* TEXTO:
======

Reseña: A formally-verified C compiler supporting floating-point arithmetic

Uno de los principales problemas en la verificación de programas consiste en verificación de propiedades de programas con aritmética flotante. Un avance en dicho problema es el reciente trabajo A formally-verified C compiler supporting floating-point arithmetic.

Sus autores son Sylvie Boldo, Jacques-Henri Jourdan, Xavier Leroy y Guillaume Melquiond.

Su resumen es

Floating-point arithmetic is known to be tricky: roundings, formats, exceptional values. The IEEE-754 standard was a push towards straightening the field and made formal reasoning about floating-point computations possible. Unfortunately, this is not sufficient to guarantee the final result of a program, as several other actors are involved: programming language, compiler, architecture. The CompCert formally-verified compiler provides a solution to this problem: this compiler comes with a mathematical specification of the semantics of its source language (ISO C90) and target platforms (ARM, PowerPC, x86-SSE2), and with a proof that compilation preserves semantics. In this paper, we report on our recent success in formally specifying and proving correct CompCert’s compilation of floating-point arithmetic. Since CompCert is verified using the Coq proof assistant, this effort required a suitable Coq formalization of the IEEE-754 standard; we extended the Flocq library for this purpose. As a result, we obtain the first formally verified compiler that provably preserves the semantics of floating-point programs.

El trabajo está integrado en la versión 1.12 de CompCert que se encuentra aquí.

======

* INSTRUCCIONES:
1. Devuelva literalmente el fragmento de la reseña que comienza en "Uno de los principales" y termina en "supporting floating-point arithmetic.".
2. Enumere a todos los autores del trabajo que menciona la reseña.
3. Según la reseña, ¿en qué versión de CompCert está integrado el trabajo?

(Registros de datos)
======

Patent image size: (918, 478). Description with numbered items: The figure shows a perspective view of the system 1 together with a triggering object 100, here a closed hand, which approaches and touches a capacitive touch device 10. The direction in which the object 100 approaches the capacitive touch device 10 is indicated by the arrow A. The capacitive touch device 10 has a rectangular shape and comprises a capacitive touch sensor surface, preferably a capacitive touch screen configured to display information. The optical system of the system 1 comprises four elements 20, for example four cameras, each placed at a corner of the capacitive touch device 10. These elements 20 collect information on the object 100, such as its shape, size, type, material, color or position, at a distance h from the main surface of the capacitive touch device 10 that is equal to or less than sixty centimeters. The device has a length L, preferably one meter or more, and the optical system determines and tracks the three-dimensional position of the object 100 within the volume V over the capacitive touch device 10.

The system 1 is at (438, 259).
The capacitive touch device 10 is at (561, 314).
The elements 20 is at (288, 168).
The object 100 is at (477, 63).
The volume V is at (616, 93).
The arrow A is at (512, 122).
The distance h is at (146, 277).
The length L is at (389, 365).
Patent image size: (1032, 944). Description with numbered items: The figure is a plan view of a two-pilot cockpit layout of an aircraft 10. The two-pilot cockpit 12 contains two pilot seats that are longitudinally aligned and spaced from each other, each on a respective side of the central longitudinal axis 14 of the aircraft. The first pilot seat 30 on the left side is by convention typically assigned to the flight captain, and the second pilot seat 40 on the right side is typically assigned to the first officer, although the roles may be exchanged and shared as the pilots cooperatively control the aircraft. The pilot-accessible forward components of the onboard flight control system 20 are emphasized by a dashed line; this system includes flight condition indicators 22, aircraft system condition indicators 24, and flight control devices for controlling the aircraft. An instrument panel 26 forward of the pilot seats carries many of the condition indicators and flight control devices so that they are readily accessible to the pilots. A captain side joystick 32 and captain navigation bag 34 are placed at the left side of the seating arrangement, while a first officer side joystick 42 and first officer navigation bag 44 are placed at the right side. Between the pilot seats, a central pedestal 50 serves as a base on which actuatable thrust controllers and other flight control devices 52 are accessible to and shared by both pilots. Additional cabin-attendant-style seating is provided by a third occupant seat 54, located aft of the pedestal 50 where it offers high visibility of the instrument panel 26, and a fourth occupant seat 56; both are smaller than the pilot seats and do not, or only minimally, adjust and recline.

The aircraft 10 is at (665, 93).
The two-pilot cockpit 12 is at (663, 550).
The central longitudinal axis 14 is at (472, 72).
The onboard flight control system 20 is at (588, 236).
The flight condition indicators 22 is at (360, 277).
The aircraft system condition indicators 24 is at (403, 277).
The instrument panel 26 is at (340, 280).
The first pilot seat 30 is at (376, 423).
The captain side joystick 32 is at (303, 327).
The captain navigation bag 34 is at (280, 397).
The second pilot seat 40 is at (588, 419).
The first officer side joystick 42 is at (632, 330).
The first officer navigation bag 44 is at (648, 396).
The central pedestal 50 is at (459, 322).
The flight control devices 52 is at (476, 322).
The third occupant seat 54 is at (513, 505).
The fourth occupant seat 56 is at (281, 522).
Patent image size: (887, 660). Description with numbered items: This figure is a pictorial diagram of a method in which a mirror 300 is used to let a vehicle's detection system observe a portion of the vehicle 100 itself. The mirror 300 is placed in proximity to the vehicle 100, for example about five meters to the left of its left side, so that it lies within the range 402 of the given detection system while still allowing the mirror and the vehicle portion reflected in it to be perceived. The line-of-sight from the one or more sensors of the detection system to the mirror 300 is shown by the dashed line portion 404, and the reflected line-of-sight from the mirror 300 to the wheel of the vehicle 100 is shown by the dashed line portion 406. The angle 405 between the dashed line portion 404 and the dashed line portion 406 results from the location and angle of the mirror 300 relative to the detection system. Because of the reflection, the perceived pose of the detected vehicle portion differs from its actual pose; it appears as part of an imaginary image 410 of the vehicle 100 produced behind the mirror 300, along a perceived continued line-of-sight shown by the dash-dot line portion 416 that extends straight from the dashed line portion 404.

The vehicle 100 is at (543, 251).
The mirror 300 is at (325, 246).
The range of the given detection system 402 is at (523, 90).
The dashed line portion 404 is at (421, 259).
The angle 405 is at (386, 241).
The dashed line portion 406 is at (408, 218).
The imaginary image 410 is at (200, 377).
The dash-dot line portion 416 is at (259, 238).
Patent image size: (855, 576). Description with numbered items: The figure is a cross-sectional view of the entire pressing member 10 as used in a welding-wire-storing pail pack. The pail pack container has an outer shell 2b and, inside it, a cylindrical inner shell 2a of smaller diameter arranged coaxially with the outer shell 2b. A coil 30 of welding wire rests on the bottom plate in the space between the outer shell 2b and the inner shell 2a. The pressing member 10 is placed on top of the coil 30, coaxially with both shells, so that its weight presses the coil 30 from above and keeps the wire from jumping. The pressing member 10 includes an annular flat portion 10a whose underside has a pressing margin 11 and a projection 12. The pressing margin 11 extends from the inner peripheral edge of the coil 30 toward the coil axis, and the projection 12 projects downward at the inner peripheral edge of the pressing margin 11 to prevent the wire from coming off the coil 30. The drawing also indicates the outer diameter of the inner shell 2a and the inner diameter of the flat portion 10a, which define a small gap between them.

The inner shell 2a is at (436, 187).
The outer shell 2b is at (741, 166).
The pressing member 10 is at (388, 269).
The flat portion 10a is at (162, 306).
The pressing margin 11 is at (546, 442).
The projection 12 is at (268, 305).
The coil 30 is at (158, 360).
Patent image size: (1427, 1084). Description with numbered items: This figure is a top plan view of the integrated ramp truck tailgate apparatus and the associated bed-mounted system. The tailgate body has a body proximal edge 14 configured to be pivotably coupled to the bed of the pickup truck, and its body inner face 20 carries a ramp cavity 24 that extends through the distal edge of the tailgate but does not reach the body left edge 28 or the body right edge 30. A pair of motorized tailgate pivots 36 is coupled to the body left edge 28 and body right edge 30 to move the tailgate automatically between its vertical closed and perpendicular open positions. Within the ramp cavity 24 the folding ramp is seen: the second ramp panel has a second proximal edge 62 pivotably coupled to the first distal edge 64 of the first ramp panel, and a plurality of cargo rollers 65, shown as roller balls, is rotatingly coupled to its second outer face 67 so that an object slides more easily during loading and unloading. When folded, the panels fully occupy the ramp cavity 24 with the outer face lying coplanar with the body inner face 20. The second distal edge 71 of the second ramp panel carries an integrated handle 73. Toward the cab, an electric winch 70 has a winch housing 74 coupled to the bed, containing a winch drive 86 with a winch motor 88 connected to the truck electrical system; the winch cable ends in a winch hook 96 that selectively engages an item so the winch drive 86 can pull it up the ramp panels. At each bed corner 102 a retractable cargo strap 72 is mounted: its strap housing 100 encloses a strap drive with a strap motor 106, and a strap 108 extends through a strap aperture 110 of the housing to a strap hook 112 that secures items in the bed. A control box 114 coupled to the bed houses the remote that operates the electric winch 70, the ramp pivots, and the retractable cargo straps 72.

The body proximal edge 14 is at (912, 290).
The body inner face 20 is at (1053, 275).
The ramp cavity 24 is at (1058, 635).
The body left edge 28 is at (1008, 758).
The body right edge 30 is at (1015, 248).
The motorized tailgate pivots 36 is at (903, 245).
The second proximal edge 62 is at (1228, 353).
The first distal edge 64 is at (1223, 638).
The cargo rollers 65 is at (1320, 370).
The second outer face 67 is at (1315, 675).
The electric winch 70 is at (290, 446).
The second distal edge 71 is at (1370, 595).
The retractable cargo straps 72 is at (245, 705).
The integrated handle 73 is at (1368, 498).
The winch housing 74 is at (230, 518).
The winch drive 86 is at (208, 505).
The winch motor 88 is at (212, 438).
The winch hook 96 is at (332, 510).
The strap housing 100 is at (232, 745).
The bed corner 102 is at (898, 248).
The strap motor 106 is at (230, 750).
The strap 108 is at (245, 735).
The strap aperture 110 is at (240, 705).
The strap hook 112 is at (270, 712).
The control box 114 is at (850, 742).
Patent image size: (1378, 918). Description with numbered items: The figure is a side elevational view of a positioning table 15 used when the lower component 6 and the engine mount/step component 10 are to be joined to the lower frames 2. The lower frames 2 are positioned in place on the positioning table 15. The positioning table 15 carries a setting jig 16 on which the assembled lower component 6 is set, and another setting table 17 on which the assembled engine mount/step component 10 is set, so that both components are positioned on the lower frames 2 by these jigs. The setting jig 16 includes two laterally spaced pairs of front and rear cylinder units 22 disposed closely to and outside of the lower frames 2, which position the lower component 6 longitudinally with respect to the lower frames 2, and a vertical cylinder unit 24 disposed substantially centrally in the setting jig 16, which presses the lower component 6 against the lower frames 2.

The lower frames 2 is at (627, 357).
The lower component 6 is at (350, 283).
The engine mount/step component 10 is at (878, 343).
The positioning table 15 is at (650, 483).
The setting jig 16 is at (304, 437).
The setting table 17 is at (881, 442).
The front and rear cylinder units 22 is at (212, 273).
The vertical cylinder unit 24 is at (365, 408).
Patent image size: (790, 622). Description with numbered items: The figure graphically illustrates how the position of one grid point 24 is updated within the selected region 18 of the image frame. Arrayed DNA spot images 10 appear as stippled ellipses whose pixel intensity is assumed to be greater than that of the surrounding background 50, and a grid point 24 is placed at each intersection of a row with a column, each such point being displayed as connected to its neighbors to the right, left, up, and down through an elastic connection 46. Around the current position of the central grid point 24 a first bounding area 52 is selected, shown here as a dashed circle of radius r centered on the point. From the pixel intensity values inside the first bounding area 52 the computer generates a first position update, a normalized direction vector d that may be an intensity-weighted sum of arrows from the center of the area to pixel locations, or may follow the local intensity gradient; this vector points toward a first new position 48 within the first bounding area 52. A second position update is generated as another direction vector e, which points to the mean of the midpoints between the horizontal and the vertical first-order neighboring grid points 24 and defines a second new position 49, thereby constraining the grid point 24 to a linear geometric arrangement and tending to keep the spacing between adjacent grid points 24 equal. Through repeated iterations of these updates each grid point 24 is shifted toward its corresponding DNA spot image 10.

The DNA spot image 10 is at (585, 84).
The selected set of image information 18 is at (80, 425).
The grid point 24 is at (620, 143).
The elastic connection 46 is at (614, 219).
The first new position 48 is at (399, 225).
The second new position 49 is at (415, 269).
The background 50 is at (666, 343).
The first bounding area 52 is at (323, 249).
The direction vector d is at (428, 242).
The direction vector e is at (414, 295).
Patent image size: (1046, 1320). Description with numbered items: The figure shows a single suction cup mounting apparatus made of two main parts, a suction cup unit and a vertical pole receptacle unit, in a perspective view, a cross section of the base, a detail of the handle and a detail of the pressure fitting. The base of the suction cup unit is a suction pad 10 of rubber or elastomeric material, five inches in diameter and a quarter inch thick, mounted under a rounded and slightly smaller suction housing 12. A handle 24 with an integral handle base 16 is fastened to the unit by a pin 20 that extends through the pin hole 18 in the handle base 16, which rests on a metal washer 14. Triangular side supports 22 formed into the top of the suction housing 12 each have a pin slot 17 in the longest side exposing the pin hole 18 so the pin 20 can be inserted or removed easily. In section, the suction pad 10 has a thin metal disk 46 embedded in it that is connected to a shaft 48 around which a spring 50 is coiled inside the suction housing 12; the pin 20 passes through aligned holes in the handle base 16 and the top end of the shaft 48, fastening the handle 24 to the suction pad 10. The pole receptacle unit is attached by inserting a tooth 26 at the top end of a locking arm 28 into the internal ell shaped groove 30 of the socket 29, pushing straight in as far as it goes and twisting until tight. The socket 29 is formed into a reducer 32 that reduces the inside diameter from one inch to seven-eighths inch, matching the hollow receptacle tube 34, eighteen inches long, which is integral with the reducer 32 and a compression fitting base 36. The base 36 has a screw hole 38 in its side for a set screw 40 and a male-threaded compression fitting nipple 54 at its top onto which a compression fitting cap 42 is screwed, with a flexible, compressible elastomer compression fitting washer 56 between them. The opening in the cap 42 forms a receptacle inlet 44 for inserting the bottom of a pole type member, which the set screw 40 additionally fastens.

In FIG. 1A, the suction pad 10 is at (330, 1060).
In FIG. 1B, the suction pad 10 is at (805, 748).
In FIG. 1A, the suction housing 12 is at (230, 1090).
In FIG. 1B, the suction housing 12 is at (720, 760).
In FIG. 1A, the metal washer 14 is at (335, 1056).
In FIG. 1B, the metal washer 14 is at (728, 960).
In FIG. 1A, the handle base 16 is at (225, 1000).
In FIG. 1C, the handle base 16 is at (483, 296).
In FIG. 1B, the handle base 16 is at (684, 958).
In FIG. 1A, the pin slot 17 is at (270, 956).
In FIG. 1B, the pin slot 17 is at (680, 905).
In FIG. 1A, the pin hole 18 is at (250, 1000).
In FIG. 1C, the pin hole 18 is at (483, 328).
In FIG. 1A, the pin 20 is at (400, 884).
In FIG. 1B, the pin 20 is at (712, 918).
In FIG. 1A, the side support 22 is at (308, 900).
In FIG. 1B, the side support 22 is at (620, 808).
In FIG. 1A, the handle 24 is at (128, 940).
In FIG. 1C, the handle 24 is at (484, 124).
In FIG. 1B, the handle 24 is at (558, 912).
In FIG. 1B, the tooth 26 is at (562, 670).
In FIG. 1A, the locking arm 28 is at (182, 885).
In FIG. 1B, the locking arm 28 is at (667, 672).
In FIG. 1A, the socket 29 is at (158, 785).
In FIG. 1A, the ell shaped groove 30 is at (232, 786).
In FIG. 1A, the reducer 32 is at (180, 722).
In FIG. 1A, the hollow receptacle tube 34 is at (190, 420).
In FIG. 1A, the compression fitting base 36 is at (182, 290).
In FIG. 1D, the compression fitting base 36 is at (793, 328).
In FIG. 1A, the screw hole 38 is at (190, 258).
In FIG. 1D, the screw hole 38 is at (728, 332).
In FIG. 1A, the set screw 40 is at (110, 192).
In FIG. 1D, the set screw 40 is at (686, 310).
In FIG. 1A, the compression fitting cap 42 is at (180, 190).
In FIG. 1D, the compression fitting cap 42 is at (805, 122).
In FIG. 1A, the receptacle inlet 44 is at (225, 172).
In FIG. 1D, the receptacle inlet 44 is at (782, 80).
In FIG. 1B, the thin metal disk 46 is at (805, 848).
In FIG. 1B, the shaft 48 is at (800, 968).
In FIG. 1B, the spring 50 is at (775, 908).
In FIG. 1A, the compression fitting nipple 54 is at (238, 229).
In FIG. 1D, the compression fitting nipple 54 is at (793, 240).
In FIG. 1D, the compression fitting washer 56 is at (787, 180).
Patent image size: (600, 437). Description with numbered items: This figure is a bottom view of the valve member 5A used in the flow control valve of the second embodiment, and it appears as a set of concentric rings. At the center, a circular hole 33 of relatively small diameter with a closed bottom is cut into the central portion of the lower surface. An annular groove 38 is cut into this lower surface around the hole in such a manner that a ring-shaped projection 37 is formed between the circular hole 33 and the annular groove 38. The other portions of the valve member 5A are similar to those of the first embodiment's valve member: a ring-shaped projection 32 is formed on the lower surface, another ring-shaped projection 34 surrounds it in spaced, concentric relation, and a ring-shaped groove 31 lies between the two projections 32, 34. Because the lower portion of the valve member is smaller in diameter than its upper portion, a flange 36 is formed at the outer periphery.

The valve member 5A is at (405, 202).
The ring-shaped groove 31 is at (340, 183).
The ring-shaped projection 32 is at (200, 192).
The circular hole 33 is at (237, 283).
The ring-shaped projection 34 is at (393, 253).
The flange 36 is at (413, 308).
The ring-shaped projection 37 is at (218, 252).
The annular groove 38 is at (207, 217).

======

* RESPUESTAS DEL EJERCICIO:
1.
Uno de los principales problemas en la verificación de programas consiste en verificación de propiedades de programas con aritmética flotante. Un avance en dicho problema es el reciente trabajo A formally-verified C compiler supporting floating-point arithmetic.

2. Sylvie Boldo, Jacques-Henri Jourdan, Xavier Leroy y Guillaume Melquiond.

3. En la versión 1.12 de CompCert.